**Task directions:** Only lines with the word "worse" are needed; collect each of them from the listing below.

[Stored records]
══════════
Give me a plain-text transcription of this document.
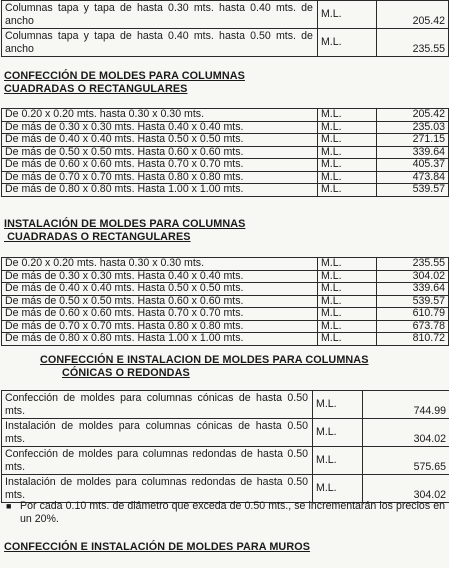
Columnas tapa y tapa de hasta 0.30 mts. hasta 0.40 mts. de ancho	M.L.	205.42
Columnas tapa y tapa de hasta 0.40 mts. hasta 0.50 mts. de ancho	M.L.	235.55
CONFECCIÓN DE MOLDES PARA COLUMNAS
CUADRADAS O RECTANGULARES
De 0.20 x 0.20 mts. hasta 0.30 x 0.30 mts.	M.L.	205.42
De más de 0.30 x 0.30 mts. Hasta 0.40 x 0.40 mts.	M.L.	235.03
De más de 0.40 x 0.40 mts. Hasta 0.50 x 0.50 mts.	M.L.	271.15
De más de 0.50 x 0.50 mts. Hasta 0.60 x 0.60 mts.	M.L.	339.64
De más de 0.60 x 0.60 mts. Hasta 0.70 x 0.70 mts.	M.L.	405.37
De más de 0.70 x 0.70 mts. Hasta 0.80 x 0.80 mts.	M.L.	473.84
De más de 0.80 x 0.80 mts. Hasta 1.00 x 1.00 mts.	M.L.	539.57
INSTALACIÓN DE MOLDES PARA COLUMNAS
CUADRADAS O RECTANGULARES
De 0.20 x 0.20 mts. hasta 0.30 x 0.30 mts.	M.L.	235.55
De más de 0.30 x 0.30 mts. Hasta 0.40 x 0.40 mts.	M.L.	304.02
De más de 0.40 x 0.40 mts. Hasta 0.50 x 0.50 mts.	M.L.	339.64
De más de 0.50 x 0.50 mts. Hasta 0.60 x 0.60 mts.	M.L.	539.57
De más de 0.60 x 0.60 mts. Hasta 0.70 x 0.70 mts.	M.L.	610.79
De más de 0.70 x 0.70 mts. Hasta 0.80 x 0.80 mts.	M.L.	673.78
De más de 0.80 x 0.80 mts. Hasta 1.00 x 1.00 mts.	M.L.	810.72
CONFECCIÓN E INSTALACION DE MOLDES PARA COLUMNAS
CÓNICAS O REDONDAS
Confección de moldes para columnas cónicas de hasta 0.50 mts.	M.L.	744.99
Instalación de moldes para columnas cónicas de hasta 0.50 mts.	M.L.	304.02
Confección de moldes para columnas redondas de hasta 0.50 mts.	M.L.	575.65
Instalación de moldes para columnas redondas de hasta 0.50 mts.	M.L.	304.02
■ Por cada 0.10 mts. de diámetro que exceda de 0.50 mts., se incrementarán los precios en un 20%.
CONFECCIÓN E INSTALACIÓN DE MOLDES PARA MUROS
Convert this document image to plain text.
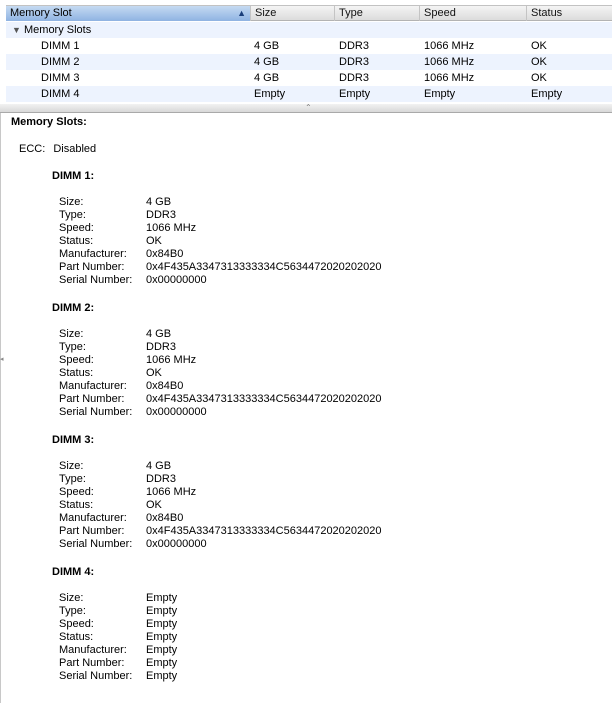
Memory Slot	▲ Size	Type	Speed	Status
▼ Memory Slots
DIMM 1	4 GB	DDR3	1066 MHz	OK
DIMM 2	4 GB	DDR3	1066 MHz	OK
DIMM 3	4 GB	DDR3	1066 MHz	OK
DIMM 4	Empty	Empty	Empty	Empty
⌃
Memory Slots:
ECC: Disabled
DIMM 1:
Size:	4 GB
Type:	DDR3
Speed:	1066 MHz
Status:	OK
Manufacturer: 0x84B0
Part Number: 0x4F435A3347313333334C5634472020202020
Serial Number: 0x00000000
DIMM 2:
Size:	4 GB
Type:	DDR3
Speed:	1066 MHz
Status:	OK
Manufacturer: 0x84B0
Part Number: 0x4F435A3347313333334C5634472020202020
Serial Number: 0x00000000
DIMM 3:
Size:	4 GB
Type:	DDR3
Speed:	1066 MHz
Status:	OK
Manufacturer: 0x84B0
Part Number: 0x4F435A3347313333334C5634472020202020
Serial Number: 0x00000000
DIMM 4:
Size:	Empty
Type:	Empty
Speed:	Empty
Status:	Empty
Manufacturer: Empty
Part Number: Empty
Serial Number: Empty
◂
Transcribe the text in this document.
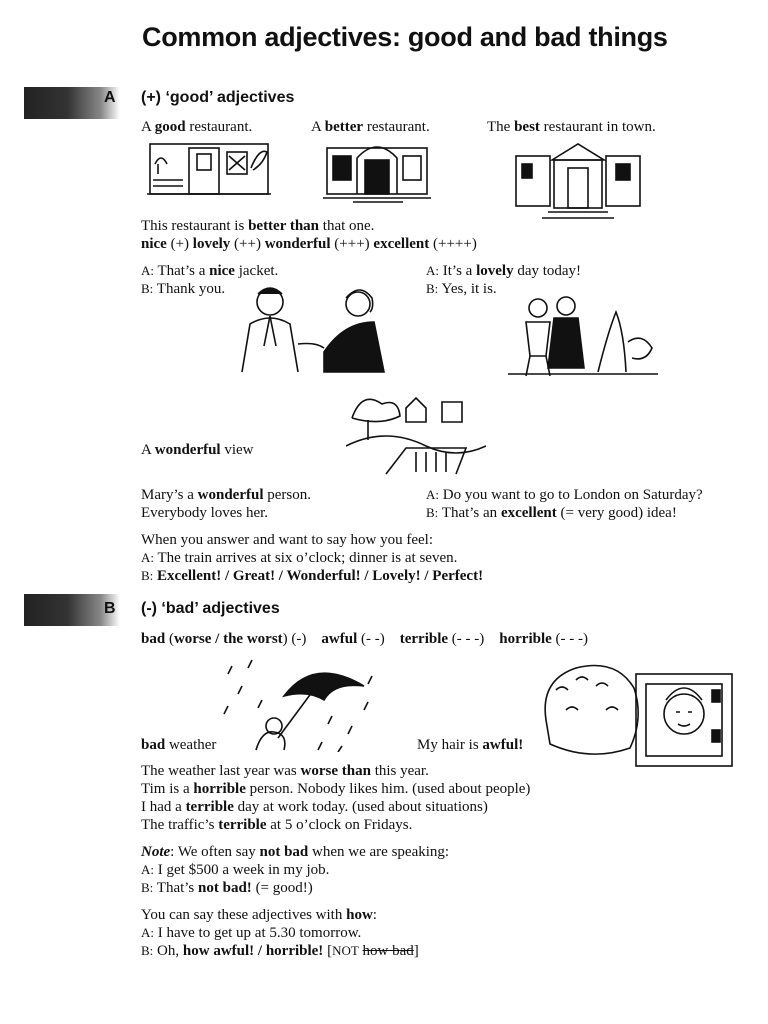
Common adjectives: good and bad things
A (+) ‘good’ adjectives
A good restaurant.	A better restaurant.	The best restaurant in town.
This restaurant is better than that one.
nice (+) lovely (++) wonderful (+++) excellent (++++)
A: That’s a nice jacket.
B: Thank you.
A: It’s a lovely day today!
B: Yes, it is.
A wonderful view
Mary’s a wonderful person.
Everybody loves her.
A: Do you want to go to London on Saturday?
B: That’s an excellent (= very good) idea!
When you answer and want to say how you feel:
A: The train arrives at six o’clock; dinner is at seven.
B: Excellent! / Great! / Wonderful! / Lovely! / Perfect!
B (-) ‘bad’ adjectives
bad (worse / the worst) (-)    awful (- -)    terrible (- - -)    horrible (- - -)
bad weather	My hair is awful!
The weather last year was worse than this year.
Tim is a horrible person. Nobody likes him. (used about people)
I had a terrible day at work today. (used about situations)
The traffic’s terrible at 5 o’clock on Fridays.
Note: We often say not bad when we are speaking:
A: I get $500 a week in my job.
B: That’s not bad! (= good!)
You can say these adjectives with how:
A: I have to get up at 5.30 tomorrow.
B: Oh, how awful! / horrible! [NOT how bad]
══════════
**Written answer:**
bad (worse / the worst) (-)    awful (- -)    terrible (- - -)    horrible (- - -)
The weather last year was worse than this year.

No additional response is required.